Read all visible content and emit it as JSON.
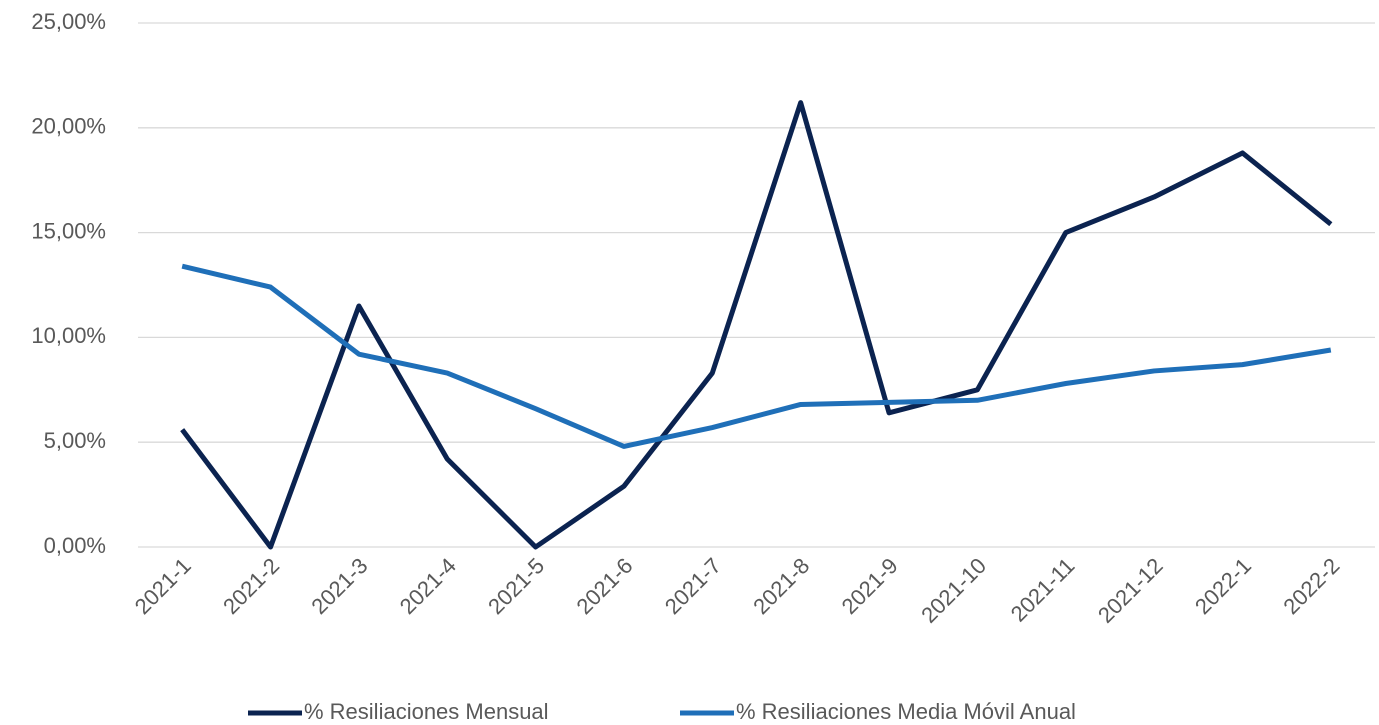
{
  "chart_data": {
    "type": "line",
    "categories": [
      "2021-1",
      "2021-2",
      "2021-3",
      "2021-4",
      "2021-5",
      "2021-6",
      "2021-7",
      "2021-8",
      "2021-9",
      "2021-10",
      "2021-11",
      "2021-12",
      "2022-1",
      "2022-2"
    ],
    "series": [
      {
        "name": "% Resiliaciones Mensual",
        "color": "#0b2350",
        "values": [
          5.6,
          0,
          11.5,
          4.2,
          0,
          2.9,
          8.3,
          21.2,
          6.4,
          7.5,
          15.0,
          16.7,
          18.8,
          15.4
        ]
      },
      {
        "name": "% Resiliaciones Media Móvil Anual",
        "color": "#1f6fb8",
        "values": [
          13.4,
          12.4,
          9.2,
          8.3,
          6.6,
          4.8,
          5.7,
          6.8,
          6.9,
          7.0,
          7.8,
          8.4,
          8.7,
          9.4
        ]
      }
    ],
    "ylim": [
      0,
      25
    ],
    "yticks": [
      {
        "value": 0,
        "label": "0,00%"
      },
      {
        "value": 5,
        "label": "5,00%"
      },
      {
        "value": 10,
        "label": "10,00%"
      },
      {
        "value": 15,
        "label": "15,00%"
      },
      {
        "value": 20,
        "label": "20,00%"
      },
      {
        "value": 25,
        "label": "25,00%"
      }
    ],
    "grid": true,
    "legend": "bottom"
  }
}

---

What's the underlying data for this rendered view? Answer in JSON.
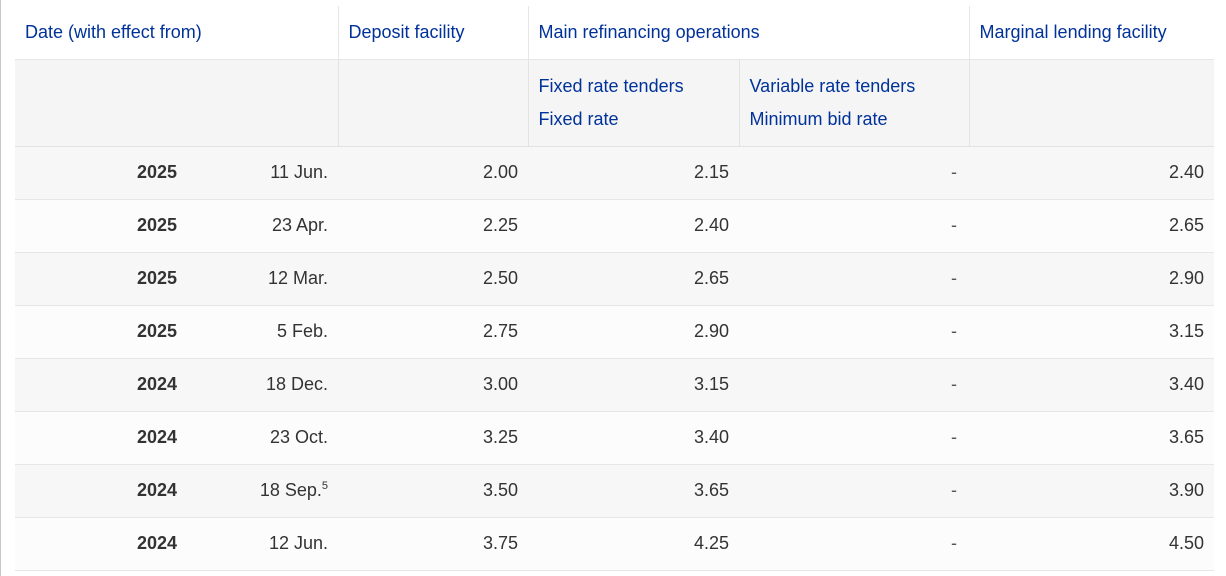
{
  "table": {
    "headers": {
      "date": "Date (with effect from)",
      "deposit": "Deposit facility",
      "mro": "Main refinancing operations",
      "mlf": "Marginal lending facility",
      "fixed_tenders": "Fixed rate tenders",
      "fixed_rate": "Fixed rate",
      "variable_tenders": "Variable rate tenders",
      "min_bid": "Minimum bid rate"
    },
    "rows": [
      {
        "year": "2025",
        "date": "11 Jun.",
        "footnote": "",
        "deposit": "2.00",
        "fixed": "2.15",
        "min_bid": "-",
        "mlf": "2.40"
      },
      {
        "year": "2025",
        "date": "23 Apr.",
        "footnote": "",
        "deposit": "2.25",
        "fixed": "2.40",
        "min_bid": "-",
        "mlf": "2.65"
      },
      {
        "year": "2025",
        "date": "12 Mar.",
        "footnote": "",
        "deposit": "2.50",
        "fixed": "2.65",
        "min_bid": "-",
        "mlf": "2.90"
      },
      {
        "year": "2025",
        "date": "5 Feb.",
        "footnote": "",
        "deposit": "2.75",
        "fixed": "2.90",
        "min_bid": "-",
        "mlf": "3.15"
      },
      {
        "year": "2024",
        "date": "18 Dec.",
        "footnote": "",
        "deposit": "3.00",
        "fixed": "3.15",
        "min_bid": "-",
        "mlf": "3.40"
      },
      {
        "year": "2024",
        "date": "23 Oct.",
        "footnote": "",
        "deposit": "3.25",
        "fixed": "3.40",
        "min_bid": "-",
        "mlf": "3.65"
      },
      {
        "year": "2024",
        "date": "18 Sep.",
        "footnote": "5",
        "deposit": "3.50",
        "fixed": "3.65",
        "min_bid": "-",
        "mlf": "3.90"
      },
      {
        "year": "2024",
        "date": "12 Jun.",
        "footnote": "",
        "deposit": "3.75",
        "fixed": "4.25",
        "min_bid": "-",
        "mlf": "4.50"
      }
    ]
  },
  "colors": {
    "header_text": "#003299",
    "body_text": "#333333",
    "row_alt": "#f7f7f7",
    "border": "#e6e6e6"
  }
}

## Exercise aim:
Determine the number of lines in the entries above where the string "name" appears. Answer with the number alone.

## Correct result:
2